··· DATA SUPPLIED
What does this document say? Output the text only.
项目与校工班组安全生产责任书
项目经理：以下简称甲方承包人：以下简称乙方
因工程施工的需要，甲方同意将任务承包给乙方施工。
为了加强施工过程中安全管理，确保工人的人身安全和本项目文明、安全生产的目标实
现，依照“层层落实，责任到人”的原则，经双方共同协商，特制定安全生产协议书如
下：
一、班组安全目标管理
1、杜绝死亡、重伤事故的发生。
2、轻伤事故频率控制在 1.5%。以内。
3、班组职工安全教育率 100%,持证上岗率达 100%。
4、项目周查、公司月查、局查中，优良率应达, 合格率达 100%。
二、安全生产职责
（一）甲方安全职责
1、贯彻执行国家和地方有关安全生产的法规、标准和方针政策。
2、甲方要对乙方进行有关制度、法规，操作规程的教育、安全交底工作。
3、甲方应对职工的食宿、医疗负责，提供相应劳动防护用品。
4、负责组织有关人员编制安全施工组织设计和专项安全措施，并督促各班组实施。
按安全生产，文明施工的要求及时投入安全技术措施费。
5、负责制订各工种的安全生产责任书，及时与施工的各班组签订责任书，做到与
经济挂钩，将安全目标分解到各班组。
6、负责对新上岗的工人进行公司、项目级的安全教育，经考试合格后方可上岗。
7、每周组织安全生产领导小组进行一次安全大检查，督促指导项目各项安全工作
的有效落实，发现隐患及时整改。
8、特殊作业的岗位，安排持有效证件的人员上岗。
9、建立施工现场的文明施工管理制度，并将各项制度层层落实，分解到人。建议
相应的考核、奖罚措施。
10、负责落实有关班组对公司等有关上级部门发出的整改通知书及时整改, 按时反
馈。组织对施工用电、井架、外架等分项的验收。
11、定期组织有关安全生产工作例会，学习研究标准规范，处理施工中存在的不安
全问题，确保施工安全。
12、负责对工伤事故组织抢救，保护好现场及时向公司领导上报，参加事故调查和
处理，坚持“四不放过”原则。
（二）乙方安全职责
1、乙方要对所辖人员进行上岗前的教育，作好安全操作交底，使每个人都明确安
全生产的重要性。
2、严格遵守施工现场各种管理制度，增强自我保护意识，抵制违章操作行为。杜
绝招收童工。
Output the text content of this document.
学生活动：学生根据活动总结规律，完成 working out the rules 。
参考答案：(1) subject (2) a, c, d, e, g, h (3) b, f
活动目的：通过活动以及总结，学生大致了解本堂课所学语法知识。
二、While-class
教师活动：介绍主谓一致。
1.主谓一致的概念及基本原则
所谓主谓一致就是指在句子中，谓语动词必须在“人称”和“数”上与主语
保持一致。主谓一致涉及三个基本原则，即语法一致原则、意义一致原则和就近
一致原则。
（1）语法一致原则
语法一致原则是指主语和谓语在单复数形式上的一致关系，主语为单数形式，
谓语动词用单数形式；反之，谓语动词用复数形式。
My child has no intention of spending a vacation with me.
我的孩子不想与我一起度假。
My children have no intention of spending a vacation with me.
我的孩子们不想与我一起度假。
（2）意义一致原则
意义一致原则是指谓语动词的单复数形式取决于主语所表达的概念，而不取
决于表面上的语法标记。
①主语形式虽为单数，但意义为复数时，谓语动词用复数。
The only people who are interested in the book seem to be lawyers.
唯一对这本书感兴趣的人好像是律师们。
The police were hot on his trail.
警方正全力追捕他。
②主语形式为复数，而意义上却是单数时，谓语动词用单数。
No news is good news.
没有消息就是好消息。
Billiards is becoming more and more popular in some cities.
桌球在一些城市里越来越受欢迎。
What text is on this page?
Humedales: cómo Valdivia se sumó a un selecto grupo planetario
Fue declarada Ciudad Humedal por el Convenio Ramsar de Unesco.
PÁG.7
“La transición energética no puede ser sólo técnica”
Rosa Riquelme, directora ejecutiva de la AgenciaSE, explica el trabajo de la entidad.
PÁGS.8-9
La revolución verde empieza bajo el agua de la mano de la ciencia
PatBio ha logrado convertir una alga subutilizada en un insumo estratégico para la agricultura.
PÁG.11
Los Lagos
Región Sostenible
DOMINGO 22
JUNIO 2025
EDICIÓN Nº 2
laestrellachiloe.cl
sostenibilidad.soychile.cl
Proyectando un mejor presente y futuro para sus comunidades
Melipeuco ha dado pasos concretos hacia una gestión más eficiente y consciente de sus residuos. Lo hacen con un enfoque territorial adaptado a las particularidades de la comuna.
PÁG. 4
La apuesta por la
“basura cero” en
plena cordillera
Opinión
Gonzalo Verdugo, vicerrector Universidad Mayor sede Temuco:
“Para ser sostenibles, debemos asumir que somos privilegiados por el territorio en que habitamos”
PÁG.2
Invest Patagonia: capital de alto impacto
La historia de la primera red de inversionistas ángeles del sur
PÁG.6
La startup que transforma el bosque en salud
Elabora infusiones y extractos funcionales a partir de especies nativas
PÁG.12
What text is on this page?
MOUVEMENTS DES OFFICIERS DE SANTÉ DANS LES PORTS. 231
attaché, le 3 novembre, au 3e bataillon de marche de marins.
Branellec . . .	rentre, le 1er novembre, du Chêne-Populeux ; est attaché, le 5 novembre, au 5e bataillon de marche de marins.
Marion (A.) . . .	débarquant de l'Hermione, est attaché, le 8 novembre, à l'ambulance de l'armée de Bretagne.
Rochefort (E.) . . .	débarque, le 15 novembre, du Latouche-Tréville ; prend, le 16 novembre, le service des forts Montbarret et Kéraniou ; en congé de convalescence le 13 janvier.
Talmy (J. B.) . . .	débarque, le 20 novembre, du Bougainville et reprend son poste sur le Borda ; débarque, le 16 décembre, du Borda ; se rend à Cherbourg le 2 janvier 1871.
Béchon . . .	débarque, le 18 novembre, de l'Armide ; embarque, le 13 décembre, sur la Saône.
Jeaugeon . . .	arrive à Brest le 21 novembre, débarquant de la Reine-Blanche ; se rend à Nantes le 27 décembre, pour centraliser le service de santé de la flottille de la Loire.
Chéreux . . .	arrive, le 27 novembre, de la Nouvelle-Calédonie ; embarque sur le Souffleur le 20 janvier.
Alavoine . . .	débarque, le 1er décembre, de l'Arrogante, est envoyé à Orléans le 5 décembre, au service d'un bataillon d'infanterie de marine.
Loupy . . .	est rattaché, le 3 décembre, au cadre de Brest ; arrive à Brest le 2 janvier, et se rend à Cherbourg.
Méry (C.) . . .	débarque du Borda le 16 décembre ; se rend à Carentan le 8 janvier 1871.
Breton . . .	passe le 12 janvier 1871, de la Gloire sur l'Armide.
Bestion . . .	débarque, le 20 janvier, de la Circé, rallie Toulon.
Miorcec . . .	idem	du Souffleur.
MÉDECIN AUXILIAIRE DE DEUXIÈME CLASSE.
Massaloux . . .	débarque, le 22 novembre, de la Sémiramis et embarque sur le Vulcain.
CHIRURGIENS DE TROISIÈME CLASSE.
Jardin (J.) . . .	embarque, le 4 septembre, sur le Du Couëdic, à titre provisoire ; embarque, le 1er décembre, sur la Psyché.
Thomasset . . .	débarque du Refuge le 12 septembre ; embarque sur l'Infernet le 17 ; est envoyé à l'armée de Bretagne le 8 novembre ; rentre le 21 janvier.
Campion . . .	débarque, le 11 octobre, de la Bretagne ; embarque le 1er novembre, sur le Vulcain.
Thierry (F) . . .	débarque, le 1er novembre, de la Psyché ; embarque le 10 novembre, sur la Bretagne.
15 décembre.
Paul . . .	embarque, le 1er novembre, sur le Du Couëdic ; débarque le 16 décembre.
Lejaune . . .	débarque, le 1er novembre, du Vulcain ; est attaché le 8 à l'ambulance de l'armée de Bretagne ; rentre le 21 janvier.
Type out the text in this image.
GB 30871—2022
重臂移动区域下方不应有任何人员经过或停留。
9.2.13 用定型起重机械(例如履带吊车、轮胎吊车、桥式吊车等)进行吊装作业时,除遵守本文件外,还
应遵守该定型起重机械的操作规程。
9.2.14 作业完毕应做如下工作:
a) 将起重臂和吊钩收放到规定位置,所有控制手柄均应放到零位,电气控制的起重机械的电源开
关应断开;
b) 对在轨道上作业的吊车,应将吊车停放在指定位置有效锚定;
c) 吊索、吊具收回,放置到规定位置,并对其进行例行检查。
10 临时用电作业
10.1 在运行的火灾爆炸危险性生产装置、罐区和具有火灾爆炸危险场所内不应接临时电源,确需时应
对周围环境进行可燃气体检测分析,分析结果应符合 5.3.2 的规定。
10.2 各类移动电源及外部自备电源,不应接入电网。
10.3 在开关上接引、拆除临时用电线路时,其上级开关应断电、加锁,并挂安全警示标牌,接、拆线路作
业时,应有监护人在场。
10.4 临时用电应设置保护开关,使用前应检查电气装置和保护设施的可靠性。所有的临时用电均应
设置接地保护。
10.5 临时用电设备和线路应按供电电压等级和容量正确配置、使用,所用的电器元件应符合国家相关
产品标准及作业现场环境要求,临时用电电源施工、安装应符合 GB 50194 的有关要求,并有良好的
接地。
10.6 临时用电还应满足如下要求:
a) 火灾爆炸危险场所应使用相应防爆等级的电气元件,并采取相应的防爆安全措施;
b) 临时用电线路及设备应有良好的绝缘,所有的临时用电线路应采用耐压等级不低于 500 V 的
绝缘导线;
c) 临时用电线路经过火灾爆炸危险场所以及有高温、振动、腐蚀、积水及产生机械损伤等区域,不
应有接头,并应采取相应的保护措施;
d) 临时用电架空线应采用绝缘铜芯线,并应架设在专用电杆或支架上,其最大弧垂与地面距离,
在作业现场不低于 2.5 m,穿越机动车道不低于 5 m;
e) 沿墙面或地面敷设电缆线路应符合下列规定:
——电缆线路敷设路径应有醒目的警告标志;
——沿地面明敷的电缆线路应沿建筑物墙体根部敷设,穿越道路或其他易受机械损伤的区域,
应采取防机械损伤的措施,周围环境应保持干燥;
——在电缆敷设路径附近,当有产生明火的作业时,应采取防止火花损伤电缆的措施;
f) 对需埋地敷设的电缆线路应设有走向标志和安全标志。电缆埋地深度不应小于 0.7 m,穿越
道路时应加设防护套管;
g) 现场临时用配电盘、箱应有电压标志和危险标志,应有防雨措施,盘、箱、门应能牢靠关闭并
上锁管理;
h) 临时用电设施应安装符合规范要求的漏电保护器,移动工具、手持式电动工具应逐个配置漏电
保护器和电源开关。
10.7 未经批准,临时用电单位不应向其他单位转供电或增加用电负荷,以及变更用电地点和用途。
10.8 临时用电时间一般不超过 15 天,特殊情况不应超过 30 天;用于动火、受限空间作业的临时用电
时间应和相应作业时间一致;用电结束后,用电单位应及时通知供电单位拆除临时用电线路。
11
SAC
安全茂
······
EXERCISE BRIEF: Go through the data and gather every line that holds "service".

OUTPUT OF THE EXERCISE:
Rochefort (E.) . . .	débarque, le 15 novembre, du Latouche-Tréville ; prend, le 16 novembre, le service des forts Montbarret et Kéraniou ; en congé de convalescence le 13 janvier.
Jeaugeon . . .	arrive à Brest le 21 novembre, débarquant de la Reine-Blanche ; se rend à Nantes le 27 décembre, pour centraliser le service de santé de la flottille de la Loire.
Alavoine . . .	débarque, le 1er décembre, de l'Arrogante, est envoyé à Orléans le 5 décembre, au service d'un bataillon d'infanterie de marine.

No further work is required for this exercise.